- _TASK STATEMENT_
Reproduce the material verbatim, starting at its first line and stopping after the line that contains "381, 572, 395]", with both of those lines included.

-- DATASET EXCERPTS start --

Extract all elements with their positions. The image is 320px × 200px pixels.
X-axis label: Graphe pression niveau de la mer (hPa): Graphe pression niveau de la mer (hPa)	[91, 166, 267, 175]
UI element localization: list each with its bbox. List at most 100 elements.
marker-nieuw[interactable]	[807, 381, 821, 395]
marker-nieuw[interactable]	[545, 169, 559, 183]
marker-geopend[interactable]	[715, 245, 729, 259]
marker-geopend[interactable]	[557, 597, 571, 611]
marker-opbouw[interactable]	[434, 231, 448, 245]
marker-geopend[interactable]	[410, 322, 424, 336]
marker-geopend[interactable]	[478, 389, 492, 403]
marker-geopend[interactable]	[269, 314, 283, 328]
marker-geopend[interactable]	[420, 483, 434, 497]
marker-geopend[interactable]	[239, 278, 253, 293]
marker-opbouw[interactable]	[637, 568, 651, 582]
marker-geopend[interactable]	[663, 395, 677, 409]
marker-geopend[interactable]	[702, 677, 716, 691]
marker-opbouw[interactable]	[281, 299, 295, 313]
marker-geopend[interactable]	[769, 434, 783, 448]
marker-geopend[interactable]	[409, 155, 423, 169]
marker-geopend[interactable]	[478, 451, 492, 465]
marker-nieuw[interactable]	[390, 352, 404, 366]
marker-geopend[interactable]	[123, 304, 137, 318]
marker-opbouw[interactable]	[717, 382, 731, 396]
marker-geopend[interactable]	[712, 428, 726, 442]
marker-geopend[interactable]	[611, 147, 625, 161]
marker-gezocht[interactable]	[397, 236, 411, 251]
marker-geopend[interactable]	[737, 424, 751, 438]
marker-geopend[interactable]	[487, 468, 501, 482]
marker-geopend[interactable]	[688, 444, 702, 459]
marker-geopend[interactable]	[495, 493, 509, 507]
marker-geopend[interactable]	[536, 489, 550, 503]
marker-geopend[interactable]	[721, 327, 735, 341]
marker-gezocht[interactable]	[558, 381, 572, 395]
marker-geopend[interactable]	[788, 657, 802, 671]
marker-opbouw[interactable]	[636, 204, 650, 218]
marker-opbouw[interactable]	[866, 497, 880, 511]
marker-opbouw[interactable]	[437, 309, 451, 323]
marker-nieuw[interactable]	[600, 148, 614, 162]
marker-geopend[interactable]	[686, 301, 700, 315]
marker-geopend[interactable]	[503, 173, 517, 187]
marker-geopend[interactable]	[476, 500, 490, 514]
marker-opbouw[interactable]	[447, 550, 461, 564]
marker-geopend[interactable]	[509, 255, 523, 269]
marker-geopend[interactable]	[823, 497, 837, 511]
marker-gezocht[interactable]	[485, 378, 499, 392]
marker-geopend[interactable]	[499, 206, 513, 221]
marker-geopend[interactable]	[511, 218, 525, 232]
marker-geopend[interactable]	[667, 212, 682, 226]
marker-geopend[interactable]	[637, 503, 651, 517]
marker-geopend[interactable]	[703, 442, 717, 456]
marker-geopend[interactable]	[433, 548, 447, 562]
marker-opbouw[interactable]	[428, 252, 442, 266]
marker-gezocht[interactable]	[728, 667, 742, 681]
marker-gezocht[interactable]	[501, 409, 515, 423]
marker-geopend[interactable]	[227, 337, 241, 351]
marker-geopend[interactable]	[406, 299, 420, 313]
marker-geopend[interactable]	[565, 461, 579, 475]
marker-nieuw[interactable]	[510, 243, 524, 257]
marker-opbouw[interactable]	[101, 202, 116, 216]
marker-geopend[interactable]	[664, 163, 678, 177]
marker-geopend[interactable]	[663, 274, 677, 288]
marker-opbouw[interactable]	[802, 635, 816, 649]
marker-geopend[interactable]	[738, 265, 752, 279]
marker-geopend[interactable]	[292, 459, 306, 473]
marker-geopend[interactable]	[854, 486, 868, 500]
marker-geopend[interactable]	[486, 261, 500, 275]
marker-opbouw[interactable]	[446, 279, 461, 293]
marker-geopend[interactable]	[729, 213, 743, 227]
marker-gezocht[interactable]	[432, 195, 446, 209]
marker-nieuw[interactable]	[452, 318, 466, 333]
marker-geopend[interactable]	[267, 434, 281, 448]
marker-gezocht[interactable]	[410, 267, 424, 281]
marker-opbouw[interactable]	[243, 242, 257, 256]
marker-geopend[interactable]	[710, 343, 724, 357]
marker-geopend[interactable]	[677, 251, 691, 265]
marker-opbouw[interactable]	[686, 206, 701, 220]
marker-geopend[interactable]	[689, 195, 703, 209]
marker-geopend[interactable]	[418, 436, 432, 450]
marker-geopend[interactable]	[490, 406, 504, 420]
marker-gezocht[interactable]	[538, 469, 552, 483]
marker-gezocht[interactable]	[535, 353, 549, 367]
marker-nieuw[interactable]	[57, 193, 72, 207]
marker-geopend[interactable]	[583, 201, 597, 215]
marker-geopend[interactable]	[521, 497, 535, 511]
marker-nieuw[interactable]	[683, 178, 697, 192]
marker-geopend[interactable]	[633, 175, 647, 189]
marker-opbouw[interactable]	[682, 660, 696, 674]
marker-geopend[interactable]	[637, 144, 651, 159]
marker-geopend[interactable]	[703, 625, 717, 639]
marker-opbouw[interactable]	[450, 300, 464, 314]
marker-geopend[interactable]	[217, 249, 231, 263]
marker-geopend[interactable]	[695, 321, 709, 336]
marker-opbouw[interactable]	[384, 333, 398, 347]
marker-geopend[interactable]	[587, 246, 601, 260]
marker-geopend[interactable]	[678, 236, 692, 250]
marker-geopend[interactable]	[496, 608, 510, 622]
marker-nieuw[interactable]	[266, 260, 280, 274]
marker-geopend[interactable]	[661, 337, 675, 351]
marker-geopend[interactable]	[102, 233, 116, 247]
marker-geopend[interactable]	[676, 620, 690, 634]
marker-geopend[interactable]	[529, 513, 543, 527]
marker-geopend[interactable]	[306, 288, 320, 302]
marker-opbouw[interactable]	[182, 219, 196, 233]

-- DATASET EXCERPTS end --

- _EXERCISE RESPONSE_
Extract all elements with their positions. The image is 320px × 200px pixels.
X-axis label: Graphe pression niveau de la mer (hPa): Graphe pression niveau de la mer (hPa)	[91, 166, 267, 175]
UI element localization: list each with its bbox. List at most 100 elements.
marker-nieuw[interactable]	[807, 381, 821, 395]
marker-nieuw[interactable]	[545, 169, 559, 183]
marker-geopend[interactable]	[715, 245, 729, 259]
marker-geopend[interactable]	[557, 597, 571, 611]
marker-opbouw[interactable]	[434, 231, 448, 245]
marker-geopend[interactable]	[410, 322, 424, 336]
marker-geopend[interactable]	[478, 389, 492, 403]
marker-geopend[interactable]	[269, 314, 283, 328]
marker-geopend[interactable]	[420, 483, 434, 497]
marker-geopend[interactable]	[239, 278, 253, 293]
marker-opbouw[interactable]	[637, 568, 651, 582]
marker-geopend[interactable]	[663, 395, 677, 409]
marker-geopend[interactable]	[702, 677, 716, 691]
marker-opbouw[interactable]	[281, 299, 295, 313]
marker-geopend[interactable]	[769, 434, 783, 448]
marker-geopend[interactable]	[409, 155, 423, 169]
marker-geopend[interactable]	[478, 451, 492, 465]
marker-nieuw[interactable]	[390, 352, 404, 366]
marker-geopend[interactable]	[123, 304, 137, 318]
marker-opbouw[interactable]	[717, 382, 731, 396]
marker-geopend[interactable]	[712, 428, 726, 442]
marker-geopend[interactable]	[611, 147, 625, 161]
marker-gezocht[interactable]	[397, 236, 411, 251]
marker-geopend[interactable]	[737, 424, 751, 438]
marker-geopend[interactable]	[487, 468, 501, 482]
marker-geopend[interactable]	[688, 444, 702, 459]
marker-geopend[interactable]	[495, 493, 509, 507]
marker-geopend[interactable]	[536, 489, 550, 503]
marker-geopend[interactable]	[721, 327, 735, 341]
marker-gezocht[interactable]	[558, 381, 572, 395]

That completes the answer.